> BRIEF
Exactly and only the lines from the line holding "Give me the JSON representation" to the end of the records should be reproduced. Leave pictures out.
— start of ROWS —
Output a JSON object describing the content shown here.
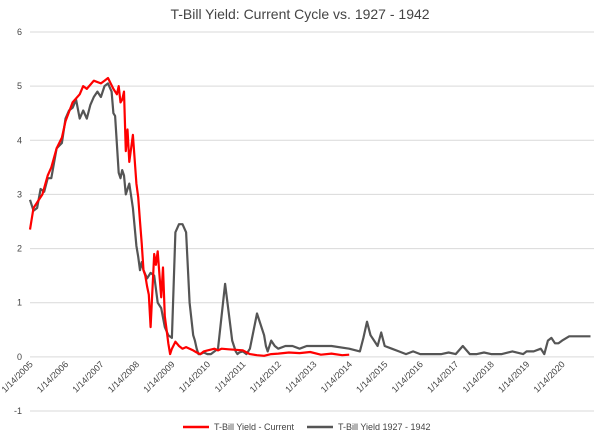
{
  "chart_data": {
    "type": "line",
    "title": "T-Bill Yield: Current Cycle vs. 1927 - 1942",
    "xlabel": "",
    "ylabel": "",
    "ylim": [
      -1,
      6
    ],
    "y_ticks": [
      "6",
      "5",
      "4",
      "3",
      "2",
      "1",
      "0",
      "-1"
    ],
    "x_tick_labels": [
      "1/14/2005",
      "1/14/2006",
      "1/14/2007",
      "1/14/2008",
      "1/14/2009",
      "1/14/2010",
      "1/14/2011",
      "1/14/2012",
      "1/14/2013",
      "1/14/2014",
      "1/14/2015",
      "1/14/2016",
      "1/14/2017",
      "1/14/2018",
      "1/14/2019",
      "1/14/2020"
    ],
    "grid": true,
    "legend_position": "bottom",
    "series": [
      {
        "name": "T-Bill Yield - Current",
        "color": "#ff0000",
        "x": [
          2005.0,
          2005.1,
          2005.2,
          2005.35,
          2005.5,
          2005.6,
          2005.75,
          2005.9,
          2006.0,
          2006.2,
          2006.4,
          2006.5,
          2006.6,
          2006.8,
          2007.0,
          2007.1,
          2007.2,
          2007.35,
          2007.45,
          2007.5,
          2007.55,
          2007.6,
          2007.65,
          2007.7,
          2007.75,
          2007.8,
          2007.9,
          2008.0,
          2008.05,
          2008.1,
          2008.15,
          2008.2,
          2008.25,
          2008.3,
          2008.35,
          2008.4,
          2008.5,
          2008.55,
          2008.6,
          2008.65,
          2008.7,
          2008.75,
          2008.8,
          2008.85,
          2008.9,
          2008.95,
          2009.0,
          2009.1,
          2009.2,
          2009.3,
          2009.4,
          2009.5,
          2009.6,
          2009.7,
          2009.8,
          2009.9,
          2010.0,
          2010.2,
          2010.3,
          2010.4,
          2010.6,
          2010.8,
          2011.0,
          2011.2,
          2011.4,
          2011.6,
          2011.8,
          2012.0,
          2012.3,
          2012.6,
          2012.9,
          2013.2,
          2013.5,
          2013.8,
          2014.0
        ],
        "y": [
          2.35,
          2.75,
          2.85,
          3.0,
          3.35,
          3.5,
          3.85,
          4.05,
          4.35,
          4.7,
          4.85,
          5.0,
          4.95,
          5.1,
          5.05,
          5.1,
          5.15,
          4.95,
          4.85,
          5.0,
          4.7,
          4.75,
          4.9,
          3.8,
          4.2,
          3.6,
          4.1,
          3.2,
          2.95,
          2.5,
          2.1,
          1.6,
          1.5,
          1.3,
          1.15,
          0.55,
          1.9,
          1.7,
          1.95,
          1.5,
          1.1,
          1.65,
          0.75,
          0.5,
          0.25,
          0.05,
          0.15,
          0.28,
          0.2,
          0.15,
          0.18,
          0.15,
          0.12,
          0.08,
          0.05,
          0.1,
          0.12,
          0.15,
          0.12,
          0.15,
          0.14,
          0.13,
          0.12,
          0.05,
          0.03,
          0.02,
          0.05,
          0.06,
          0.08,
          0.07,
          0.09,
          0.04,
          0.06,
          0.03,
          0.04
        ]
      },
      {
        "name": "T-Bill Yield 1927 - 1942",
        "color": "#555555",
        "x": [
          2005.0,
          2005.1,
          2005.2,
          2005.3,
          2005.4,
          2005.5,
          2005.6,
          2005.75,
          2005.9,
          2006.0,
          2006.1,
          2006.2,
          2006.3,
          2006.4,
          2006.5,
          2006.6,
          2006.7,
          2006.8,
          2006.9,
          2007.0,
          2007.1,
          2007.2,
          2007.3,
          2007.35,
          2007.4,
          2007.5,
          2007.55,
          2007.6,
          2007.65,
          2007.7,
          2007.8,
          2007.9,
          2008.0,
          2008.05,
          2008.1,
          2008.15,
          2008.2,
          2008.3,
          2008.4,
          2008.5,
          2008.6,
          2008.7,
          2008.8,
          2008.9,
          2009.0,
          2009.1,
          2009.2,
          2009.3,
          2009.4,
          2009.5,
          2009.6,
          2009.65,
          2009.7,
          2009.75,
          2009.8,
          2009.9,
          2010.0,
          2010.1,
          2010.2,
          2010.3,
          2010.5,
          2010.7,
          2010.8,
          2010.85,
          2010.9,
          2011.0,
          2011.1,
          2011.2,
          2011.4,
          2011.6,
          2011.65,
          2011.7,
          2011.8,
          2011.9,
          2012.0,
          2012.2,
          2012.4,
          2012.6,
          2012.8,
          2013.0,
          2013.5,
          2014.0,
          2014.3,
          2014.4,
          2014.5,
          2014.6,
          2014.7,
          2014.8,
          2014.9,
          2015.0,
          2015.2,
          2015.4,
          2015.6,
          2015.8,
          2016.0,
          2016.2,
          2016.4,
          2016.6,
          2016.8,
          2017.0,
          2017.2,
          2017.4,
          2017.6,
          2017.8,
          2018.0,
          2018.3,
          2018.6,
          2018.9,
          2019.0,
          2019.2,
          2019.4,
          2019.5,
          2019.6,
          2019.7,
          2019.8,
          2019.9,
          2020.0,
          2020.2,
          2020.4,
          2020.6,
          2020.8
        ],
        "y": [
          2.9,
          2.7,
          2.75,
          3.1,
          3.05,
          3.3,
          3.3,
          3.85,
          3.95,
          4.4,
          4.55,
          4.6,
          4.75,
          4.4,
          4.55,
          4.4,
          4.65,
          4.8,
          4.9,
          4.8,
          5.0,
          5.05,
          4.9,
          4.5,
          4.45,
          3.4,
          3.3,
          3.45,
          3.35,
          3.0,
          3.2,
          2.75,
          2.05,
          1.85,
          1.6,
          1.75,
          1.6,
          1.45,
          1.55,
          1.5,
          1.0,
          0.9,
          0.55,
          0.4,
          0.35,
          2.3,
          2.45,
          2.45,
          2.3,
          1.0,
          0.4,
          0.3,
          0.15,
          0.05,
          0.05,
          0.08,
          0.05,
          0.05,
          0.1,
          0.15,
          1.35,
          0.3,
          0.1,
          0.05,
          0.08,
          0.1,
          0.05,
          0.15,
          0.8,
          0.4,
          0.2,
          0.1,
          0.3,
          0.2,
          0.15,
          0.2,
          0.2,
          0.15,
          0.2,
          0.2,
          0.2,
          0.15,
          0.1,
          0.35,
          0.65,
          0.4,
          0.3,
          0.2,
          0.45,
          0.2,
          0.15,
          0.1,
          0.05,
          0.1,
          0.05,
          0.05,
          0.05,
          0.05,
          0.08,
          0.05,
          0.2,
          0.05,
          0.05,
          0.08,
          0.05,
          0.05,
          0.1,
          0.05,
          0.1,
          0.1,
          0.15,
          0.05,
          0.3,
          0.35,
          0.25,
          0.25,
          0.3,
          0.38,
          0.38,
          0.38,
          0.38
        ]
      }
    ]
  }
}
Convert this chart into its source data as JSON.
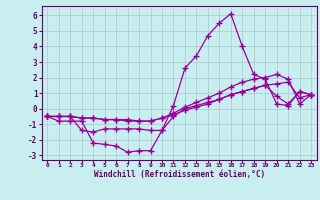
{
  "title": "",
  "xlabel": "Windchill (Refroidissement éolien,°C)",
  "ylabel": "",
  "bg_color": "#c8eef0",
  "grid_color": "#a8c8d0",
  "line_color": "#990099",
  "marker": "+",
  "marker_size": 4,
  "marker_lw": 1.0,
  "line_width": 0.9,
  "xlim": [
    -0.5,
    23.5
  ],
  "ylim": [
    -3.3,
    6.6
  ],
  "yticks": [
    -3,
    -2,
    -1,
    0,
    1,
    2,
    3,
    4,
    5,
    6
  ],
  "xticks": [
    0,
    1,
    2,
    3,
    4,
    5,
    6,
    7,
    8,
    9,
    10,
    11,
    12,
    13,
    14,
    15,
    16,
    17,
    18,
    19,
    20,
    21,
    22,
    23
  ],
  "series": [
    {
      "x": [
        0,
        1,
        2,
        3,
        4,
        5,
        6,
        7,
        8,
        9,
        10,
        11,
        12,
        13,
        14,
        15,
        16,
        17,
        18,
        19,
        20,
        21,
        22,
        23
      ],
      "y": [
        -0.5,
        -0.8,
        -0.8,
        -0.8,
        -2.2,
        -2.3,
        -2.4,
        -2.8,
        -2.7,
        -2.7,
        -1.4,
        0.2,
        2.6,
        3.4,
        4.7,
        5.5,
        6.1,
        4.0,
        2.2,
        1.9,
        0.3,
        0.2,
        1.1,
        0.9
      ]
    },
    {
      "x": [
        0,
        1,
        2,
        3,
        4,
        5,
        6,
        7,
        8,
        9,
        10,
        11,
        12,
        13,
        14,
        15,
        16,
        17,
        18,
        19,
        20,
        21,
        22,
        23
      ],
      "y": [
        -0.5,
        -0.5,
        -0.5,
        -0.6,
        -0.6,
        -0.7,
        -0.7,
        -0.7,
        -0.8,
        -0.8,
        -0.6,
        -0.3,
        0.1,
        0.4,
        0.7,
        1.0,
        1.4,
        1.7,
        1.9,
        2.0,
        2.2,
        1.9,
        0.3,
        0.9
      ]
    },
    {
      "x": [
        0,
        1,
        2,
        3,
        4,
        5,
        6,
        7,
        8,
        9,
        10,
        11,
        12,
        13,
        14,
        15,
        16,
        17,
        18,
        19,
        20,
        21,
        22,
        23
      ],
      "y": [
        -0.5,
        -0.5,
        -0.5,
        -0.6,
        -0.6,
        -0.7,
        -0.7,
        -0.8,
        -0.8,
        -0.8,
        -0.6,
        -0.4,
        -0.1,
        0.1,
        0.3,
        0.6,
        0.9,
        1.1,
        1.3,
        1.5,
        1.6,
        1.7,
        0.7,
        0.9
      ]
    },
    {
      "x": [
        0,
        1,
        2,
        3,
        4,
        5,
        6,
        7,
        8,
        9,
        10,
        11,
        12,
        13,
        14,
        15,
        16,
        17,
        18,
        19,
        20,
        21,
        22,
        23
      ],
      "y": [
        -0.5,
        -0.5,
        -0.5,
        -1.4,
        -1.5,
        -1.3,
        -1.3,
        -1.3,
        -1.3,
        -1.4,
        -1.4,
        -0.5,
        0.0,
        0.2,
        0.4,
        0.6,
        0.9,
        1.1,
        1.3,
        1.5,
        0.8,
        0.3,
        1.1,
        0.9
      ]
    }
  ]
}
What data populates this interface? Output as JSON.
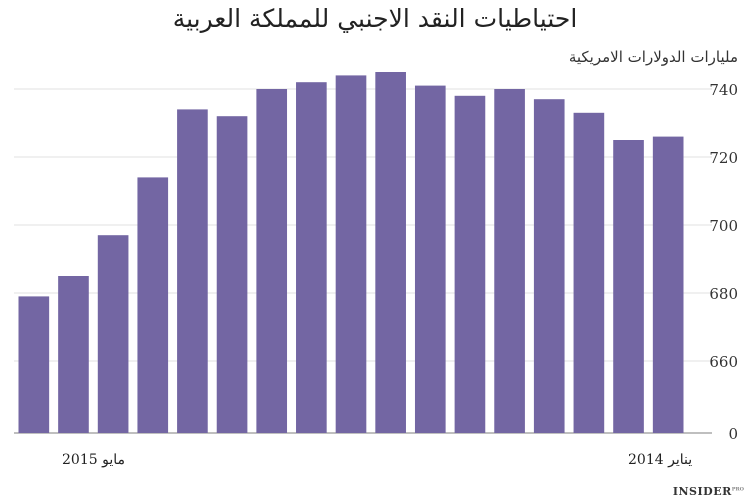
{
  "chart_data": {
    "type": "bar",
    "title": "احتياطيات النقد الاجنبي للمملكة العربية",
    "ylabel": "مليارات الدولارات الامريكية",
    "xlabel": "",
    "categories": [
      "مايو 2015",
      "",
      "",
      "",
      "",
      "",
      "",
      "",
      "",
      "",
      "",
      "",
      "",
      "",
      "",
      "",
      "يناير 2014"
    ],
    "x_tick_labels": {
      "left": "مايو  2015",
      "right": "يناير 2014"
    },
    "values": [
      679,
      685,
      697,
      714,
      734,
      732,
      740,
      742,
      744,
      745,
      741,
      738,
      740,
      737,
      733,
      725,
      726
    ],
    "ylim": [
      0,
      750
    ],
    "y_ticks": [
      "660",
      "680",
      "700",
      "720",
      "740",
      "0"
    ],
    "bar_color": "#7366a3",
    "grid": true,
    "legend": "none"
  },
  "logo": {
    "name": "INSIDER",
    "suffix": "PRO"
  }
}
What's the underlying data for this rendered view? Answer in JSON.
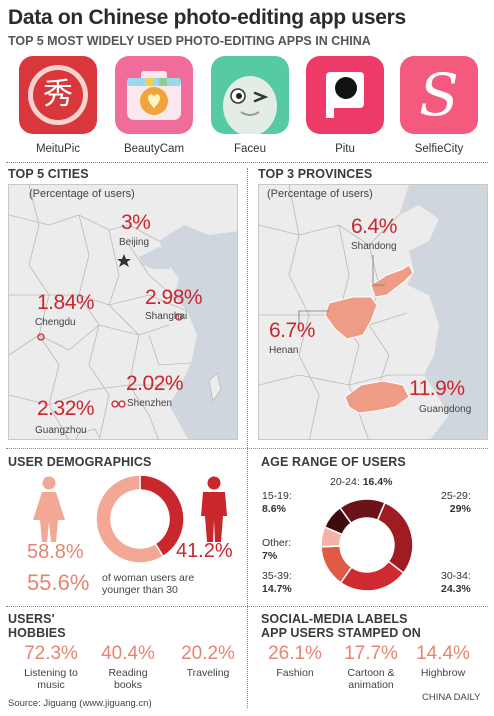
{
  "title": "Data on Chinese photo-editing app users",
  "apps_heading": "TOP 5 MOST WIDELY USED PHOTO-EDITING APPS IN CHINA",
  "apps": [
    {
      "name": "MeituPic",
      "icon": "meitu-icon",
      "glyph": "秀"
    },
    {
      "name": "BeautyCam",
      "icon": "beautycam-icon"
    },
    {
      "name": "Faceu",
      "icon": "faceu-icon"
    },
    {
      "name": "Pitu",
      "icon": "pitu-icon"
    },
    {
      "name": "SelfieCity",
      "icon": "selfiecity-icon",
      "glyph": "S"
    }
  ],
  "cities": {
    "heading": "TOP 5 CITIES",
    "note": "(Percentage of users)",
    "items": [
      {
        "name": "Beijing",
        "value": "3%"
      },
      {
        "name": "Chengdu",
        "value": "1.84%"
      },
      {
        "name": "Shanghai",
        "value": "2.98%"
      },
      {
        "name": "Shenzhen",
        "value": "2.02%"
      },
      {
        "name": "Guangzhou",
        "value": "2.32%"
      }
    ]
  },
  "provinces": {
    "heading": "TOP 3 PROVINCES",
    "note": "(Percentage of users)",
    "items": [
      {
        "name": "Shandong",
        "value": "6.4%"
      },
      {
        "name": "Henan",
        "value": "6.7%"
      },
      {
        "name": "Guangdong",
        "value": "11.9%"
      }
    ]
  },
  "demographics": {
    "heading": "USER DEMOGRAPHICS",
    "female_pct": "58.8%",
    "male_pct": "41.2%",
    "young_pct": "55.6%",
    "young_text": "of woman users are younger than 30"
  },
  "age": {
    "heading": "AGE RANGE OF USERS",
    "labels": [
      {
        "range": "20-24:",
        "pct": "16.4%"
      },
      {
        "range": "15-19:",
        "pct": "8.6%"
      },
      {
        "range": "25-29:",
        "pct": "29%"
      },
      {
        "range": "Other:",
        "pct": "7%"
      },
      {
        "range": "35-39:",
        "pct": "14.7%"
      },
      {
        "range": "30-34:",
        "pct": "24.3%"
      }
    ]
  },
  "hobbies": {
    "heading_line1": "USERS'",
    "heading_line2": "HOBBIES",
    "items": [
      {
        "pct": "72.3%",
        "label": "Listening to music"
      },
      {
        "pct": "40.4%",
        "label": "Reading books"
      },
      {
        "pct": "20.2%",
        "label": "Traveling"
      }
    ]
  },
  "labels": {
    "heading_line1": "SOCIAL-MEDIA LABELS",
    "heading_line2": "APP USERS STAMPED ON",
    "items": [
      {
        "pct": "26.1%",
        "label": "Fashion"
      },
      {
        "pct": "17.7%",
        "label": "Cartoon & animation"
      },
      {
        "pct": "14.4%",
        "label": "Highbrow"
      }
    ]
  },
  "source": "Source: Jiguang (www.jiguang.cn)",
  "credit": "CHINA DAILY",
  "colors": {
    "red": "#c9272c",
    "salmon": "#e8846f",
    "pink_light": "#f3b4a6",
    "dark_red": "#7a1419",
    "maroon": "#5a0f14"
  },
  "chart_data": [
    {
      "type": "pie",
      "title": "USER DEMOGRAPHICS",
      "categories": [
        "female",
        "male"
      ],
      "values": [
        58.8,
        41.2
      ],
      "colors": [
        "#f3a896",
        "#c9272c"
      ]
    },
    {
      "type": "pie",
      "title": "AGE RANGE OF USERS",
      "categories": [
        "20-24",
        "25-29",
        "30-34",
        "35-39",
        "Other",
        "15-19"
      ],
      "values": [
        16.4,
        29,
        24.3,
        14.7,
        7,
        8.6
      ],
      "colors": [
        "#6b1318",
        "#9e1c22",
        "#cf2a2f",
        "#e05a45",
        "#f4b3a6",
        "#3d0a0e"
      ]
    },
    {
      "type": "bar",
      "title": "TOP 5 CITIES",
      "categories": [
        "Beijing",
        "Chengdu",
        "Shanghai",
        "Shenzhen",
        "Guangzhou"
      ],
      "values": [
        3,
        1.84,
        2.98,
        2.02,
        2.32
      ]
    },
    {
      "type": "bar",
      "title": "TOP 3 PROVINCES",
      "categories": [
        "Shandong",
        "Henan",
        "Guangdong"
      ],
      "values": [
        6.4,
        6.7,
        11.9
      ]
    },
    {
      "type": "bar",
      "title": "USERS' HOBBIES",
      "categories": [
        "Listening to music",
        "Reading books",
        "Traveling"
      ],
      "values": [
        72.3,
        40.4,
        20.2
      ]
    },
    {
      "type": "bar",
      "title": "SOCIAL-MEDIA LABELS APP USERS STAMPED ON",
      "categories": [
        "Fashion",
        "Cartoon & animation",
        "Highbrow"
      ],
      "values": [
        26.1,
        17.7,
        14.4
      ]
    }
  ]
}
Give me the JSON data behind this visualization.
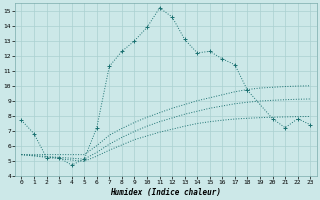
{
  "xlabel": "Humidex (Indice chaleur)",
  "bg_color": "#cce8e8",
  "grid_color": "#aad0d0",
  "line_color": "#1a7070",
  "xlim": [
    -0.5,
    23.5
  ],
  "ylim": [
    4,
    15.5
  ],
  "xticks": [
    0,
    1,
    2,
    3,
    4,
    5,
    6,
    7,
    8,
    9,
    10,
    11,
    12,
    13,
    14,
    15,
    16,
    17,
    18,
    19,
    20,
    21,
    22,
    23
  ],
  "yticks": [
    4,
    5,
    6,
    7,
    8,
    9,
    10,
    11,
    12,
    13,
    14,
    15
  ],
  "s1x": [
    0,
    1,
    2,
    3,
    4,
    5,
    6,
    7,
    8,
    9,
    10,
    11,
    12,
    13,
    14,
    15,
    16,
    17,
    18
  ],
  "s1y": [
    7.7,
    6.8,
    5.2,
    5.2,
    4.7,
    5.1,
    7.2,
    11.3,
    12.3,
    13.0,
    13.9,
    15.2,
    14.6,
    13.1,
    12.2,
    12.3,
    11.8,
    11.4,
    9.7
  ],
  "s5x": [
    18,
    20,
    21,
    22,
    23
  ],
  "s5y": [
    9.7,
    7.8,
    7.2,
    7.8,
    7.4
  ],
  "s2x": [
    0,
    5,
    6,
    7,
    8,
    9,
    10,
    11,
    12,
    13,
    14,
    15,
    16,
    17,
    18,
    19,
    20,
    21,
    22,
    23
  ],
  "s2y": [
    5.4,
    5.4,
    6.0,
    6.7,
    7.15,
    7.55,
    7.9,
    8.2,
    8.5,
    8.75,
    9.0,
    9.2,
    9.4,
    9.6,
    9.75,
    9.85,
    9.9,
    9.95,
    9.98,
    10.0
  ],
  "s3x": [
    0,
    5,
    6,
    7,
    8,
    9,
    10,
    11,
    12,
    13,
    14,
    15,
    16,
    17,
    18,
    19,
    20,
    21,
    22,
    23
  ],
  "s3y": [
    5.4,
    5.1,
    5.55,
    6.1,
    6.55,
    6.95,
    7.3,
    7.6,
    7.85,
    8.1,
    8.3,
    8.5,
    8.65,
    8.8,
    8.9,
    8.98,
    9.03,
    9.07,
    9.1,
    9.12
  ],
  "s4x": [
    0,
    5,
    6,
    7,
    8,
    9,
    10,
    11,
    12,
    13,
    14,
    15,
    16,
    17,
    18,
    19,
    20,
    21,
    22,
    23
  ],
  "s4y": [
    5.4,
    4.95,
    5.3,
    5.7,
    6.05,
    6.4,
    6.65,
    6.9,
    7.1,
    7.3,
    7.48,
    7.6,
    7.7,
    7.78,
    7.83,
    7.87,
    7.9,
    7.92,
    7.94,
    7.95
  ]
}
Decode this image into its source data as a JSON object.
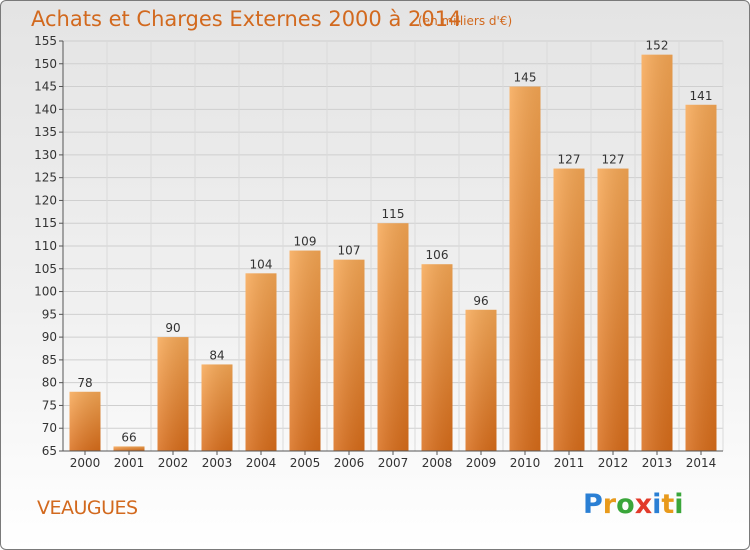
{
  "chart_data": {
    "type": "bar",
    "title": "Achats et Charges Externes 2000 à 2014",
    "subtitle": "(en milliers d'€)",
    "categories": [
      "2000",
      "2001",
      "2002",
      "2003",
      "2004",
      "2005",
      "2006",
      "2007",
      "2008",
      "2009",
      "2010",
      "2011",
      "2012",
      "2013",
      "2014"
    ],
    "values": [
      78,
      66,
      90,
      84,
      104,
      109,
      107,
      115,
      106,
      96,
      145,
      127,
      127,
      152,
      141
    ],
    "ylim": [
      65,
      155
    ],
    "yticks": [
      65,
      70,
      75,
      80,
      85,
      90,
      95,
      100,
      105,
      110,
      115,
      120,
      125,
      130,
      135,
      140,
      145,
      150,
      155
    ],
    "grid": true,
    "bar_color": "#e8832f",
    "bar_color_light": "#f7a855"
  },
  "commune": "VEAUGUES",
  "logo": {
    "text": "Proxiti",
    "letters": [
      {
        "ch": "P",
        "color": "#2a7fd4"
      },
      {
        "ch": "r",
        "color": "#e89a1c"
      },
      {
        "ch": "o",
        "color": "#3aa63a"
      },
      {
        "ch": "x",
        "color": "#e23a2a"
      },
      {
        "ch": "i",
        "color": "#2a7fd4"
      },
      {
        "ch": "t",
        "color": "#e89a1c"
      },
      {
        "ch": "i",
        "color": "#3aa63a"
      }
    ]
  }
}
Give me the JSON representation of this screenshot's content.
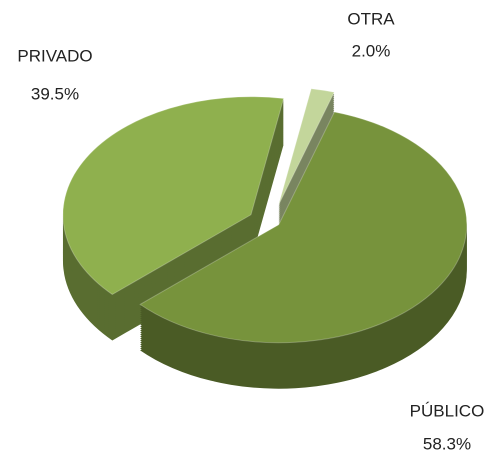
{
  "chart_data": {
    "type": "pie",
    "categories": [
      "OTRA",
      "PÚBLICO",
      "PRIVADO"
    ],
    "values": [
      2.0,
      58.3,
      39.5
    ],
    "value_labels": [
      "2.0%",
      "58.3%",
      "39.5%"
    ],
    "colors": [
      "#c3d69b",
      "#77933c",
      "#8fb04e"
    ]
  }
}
— end of ROWS —
> WRITTEN SOLUTION
Give me the JSON representation of this screenshot's content.
{
  "chart_data": {
    "type": "pie",
    "categories": [
      "OTRA",
      "PÚBLICO",
      "PRIVADO"
    ],
    "values": [
      2.0,
      58.3,
      39.5
    ],
    "value_labels": [
      "2.0%",
      "58.3%",
      "39.5%"
    ],
    "colors": [
      "#c3d69b",
      "#77933c",
      "#8fb04e"
    ]
  }
}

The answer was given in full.